Write out the records that appear below, verbatim and complete, but without pictures.
::::
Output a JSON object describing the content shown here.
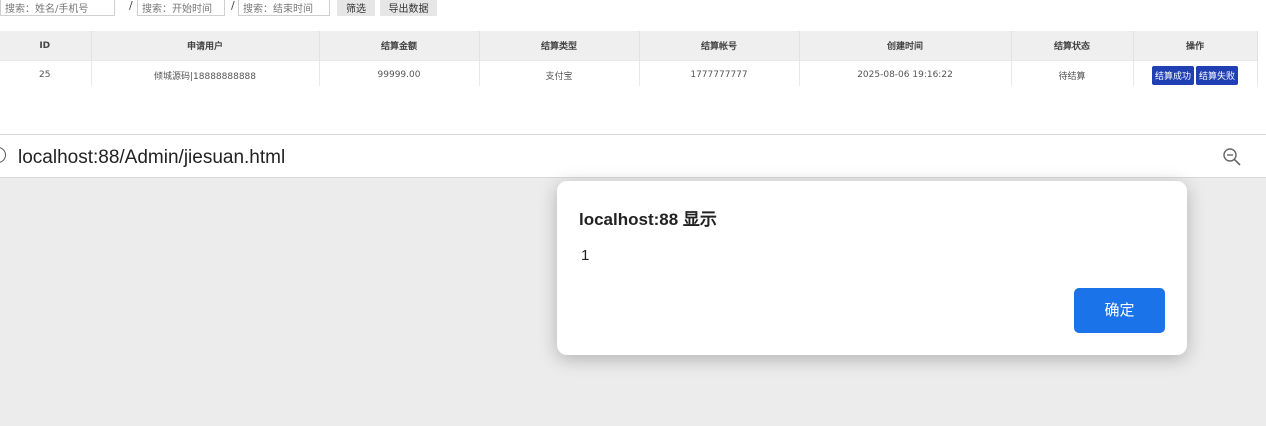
{
  "filters": {
    "name_placeholder": "搜索：姓名/手机号",
    "separator": "/",
    "start_placeholder": "搜索：开始时间",
    "end_placeholder": "搜索：结束时间",
    "filter_button": "筛选",
    "export_button": "导出数据"
  },
  "table": {
    "headers": [
      "ID",
      "申请用户",
      "结算金额",
      "结算类型",
      "结算帐号",
      "创建时间",
      "结算状态",
      "操作"
    ],
    "rows": [
      {
        "id": "25",
        "user": "倾城源码|18888888888",
        "amount": "99999.00",
        "type": "支付宝",
        "account": "1777777777",
        "created": "2025-08-06 19:16:22",
        "status": "待结算",
        "actions": [
          "结算成功",
          "结算失败"
        ]
      }
    ]
  },
  "browser": {
    "url": "localhost:88/Admin/jiesuan.html",
    "zoom_icon": "zoom-out-icon"
  },
  "dialog": {
    "title": "localhost:88 显示",
    "message": "1",
    "ok_label": "确定"
  },
  "colors": {
    "action_button": "#1f3fb3",
    "ok_button": "#1a73e8",
    "page_overlay": "#ececec"
  }
}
::::
EXPECTED OUTPUT »
Output a JSON object describing the content shown here.
{
  "filters": {
    "name_placeholder": "搜索：姓名/手机号",
    "separator": "/",
    "start_placeholder": "搜索：开始时间",
    "end_placeholder": "搜索：结束时间",
    "filter_button": "筛选",
    "export_button": "导出数据"
  },
  "table": {
    "headers": [
      "ID",
      "申请用户",
      "结算金额",
      "结算类型",
      "结算帐号",
      "创建时间",
      "结算状态",
      "操作"
    ],
    "rows": [
      {
        "id": "25",
        "user": "倾城源码|18888888888",
        "amount": "99999.00",
        "type": "支付宝",
        "account": "1777777777",
        "created": "2025-08-06 19:16:22",
        "status": "待结算",
        "actions": [
          "结算成功",
          "结算失败"
        ]
      }
    ]
  },
  "browser": {
    "url": "localhost:88/Admin/jiesuan.html",
    "zoom_icon": "zoom-out-icon"
  },
  "dialog": {
    "title": "localhost:88 显示",
    "message": "1",
    "ok_label": "确定"
  },
  "colors": {
    "action_button": "#1f3fb3",
    "ok_button": "#1a73e8",
    "page_overlay": "#ececec"
  }
}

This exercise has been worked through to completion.